===== Raw records

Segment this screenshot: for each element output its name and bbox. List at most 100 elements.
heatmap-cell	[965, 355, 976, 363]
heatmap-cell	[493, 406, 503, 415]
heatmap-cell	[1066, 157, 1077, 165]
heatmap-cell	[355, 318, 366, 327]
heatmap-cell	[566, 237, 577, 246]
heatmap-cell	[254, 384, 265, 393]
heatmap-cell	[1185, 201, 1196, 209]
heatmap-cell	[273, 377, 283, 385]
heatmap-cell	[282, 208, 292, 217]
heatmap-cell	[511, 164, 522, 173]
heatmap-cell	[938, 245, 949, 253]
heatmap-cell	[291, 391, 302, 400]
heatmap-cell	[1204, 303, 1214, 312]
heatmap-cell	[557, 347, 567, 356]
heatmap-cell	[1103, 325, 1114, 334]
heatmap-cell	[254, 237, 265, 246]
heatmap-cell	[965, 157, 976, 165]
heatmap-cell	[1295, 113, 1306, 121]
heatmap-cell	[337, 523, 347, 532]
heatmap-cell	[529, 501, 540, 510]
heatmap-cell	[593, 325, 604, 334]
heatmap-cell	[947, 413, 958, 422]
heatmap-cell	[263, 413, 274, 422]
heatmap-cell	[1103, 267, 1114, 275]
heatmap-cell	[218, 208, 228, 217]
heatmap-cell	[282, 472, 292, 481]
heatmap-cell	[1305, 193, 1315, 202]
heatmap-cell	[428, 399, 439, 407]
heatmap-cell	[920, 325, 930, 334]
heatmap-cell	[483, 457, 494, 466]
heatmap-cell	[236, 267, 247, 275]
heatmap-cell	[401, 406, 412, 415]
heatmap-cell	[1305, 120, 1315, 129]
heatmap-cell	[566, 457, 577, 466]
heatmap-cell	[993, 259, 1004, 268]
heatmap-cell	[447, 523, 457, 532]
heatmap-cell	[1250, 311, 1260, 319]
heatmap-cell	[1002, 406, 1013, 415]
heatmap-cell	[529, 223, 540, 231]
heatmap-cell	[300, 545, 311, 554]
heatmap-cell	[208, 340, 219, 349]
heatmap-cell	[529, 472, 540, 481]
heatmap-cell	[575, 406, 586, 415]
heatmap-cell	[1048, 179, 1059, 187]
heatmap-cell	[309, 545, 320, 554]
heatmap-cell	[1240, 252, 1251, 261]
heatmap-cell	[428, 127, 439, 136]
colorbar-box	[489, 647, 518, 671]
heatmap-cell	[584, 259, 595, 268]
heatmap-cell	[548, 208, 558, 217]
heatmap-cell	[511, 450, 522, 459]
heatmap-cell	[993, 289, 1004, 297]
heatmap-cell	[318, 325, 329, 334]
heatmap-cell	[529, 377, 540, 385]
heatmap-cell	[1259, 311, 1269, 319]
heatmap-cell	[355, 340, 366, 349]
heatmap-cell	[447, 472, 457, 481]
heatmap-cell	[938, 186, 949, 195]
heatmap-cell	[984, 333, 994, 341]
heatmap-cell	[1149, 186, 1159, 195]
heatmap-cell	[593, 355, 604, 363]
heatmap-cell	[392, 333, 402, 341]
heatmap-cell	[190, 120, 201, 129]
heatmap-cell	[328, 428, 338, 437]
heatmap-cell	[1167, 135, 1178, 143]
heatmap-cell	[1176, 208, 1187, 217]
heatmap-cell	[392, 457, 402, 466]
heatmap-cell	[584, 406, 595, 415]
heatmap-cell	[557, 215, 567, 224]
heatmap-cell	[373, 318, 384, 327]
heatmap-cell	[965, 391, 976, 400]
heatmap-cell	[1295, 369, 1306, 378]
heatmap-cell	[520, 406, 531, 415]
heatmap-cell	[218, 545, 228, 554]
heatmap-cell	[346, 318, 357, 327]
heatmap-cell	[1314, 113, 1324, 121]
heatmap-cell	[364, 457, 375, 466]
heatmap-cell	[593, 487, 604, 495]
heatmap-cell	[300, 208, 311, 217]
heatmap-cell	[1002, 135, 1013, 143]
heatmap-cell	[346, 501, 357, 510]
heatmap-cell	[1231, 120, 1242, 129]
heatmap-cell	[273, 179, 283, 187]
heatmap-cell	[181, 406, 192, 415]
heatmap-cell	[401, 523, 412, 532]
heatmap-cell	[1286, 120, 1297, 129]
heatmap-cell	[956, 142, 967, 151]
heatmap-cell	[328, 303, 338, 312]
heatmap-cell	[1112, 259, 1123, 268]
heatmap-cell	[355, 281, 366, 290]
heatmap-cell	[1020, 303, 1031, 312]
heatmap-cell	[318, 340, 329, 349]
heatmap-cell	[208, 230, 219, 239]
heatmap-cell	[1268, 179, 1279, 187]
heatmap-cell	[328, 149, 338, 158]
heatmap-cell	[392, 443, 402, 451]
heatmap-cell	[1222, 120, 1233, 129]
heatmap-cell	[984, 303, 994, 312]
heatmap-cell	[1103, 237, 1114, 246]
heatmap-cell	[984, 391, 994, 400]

==========

** Required work **
Pull every line out of the data above and reproduce each one without any change.

** Response for this exercise **
Segment this screenshot: for each element output its name and bbox. List at most 100 elements.
heatmap-cell	[965, 355, 976, 363]
heatmap-cell	[493, 406, 503, 415]
heatmap-cell	[1066, 157, 1077, 165]
heatmap-cell	[355, 318, 366, 327]
heatmap-cell	[566, 237, 577, 246]
heatmap-cell	[254, 384, 265, 393]
heatmap-cell	[1185, 201, 1196, 209]
heatmap-cell	[273, 377, 283, 385]
heatmap-cell	[282, 208, 292, 217]
heatmap-cell	[511, 164, 522, 173]
heatmap-cell	[938, 245, 949, 253]
heatmap-cell	[291, 391, 302, 400]
heatmap-cell	[1204, 303, 1214, 312]
heatmap-cell	[557, 347, 567, 356]
heatmap-cell	[1103, 325, 1114, 334]
heatmap-cell	[254, 237, 265, 246]
heatmap-cell	[965, 157, 976, 165]
heatmap-cell	[1295, 113, 1306, 121]
heatmap-cell	[337, 523, 347, 532]
heatmap-cell	[529, 501, 540, 510]
heatmap-cell	[593, 325, 604, 334]
heatmap-cell	[947, 413, 958, 422]
heatmap-cell	[263, 413, 274, 422]
heatmap-cell	[1103, 267, 1114, 275]
heatmap-cell	[218, 208, 228, 217]
heatmap-cell	[282, 472, 292, 481]
heatmap-cell	[1305, 193, 1315, 202]
heatmap-cell	[428, 399, 439, 407]
heatmap-cell	[920, 325, 930, 334]
heatmap-cell	[483, 457, 494, 466]
heatmap-cell	[236, 267, 247, 275]
heatmap-cell	[401, 406, 412, 415]
heatmap-cell	[1305, 120, 1315, 129]
heatmap-cell	[566, 457, 577, 466]
heatmap-cell	[993, 259, 1004, 268]
heatmap-cell	[447, 523, 457, 532]
heatmap-cell	[1250, 311, 1260, 319]
heatmap-cell	[1002, 406, 1013, 415]
heatmap-cell	[529, 223, 540, 231]
heatmap-cell	[300, 545, 311, 554]
heatmap-cell	[208, 340, 219, 349]
heatmap-cell	[529, 472, 540, 481]
heatmap-cell	[575, 406, 586, 415]
heatmap-cell	[1048, 179, 1059, 187]
heatmap-cell	[309, 545, 320, 554]
heatmap-cell	[1240, 252, 1251, 261]
heatmap-cell	[428, 127, 439, 136]
colorbar-box	[489, 647, 518, 671]
heatmap-cell	[584, 259, 595, 268]
heatmap-cell	[548, 208, 558, 217]
heatmap-cell	[511, 450, 522, 459]
heatmap-cell	[993, 289, 1004, 297]
heatmap-cell	[318, 325, 329, 334]
heatmap-cell	[529, 377, 540, 385]
heatmap-cell	[1259, 311, 1269, 319]
heatmap-cell	[355, 340, 366, 349]
heatmap-cell	[447, 472, 457, 481]
heatmap-cell	[938, 186, 949, 195]
heatmap-cell	[984, 333, 994, 341]
heatmap-cell	[1149, 186, 1159, 195]
heatmap-cell	[593, 355, 604, 363]
heatmap-cell	[392, 333, 402, 341]
heatmap-cell	[190, 120, 201, 129]
heatmap-cell	[328, 428, 338, 437]
heatmap-cell	[1167, 135, 1178, 143]
heatmap-cell	[1176, 208, 1187, 217]
heatmap-cell	[392, 457, 402, 466]
heatmap-cell	[584, 406, 595, 415]
heatmap-cell	[557, 215, 567, 224]
heatmap-cell	[373, 318, 384, 327]
heatmap-cell	[965, 391, 976, 400]
heatmap-cell	[1295, 369, 1306, 378]
heatmap-cell	[520, 406, 531, 415]
heatmap-cell	[218, 545, 228, 554]
heatmap-cell	[346, 318, 357, 327]
heatmap-cell	[1314, 113, 1324, 121]
heatmap-cell	[364, 457, 375, 466]
heatmap-cell	[593, 487, 604, 495]
heatmap-cell	[300, 208, 311, 217]
heatmap-cell	[1002, 135, 1013, 143]
heatmap-cell	[346, 501, 357, 510]
heatmap-cell	[1231, 120, 1242, 129]
heatmap-cell	[273, 179, 283, 187]
heatmap-cell	[181, 406, 192, 415]
heatmap-cell	[401, 523, 412, 532]
heatmap-cell	[1286, 120, 1297, 129]
heatmap-cell	[956, 142, 967, 151]
heatmap-cell	[328, 303, 338, 312]
heatmap-cell	[1112, 259, 1123, 268]
heatmap-cell	[355, 281, 366, 290]
heatmap-cell	[1020, 303, 1031, 312]
heatmap-cell	[318, 340, 329, 349]
heatmap-cell	[208, 230, 219, 239]
heatmap-cell	[1268, 179, 1279, 187]
heatmap-cell	[328, 149, 338, 158]
heatmap-cell	[392, 443, 402, 451]
heatmap-cell	[1222, 120, 1233, 129]
heatmap-cell	[984, 303, 994, 312]
heatmap-cell	[1103, 237, 1114, 246]
heatmap-cell	[984, 391, 994, 400]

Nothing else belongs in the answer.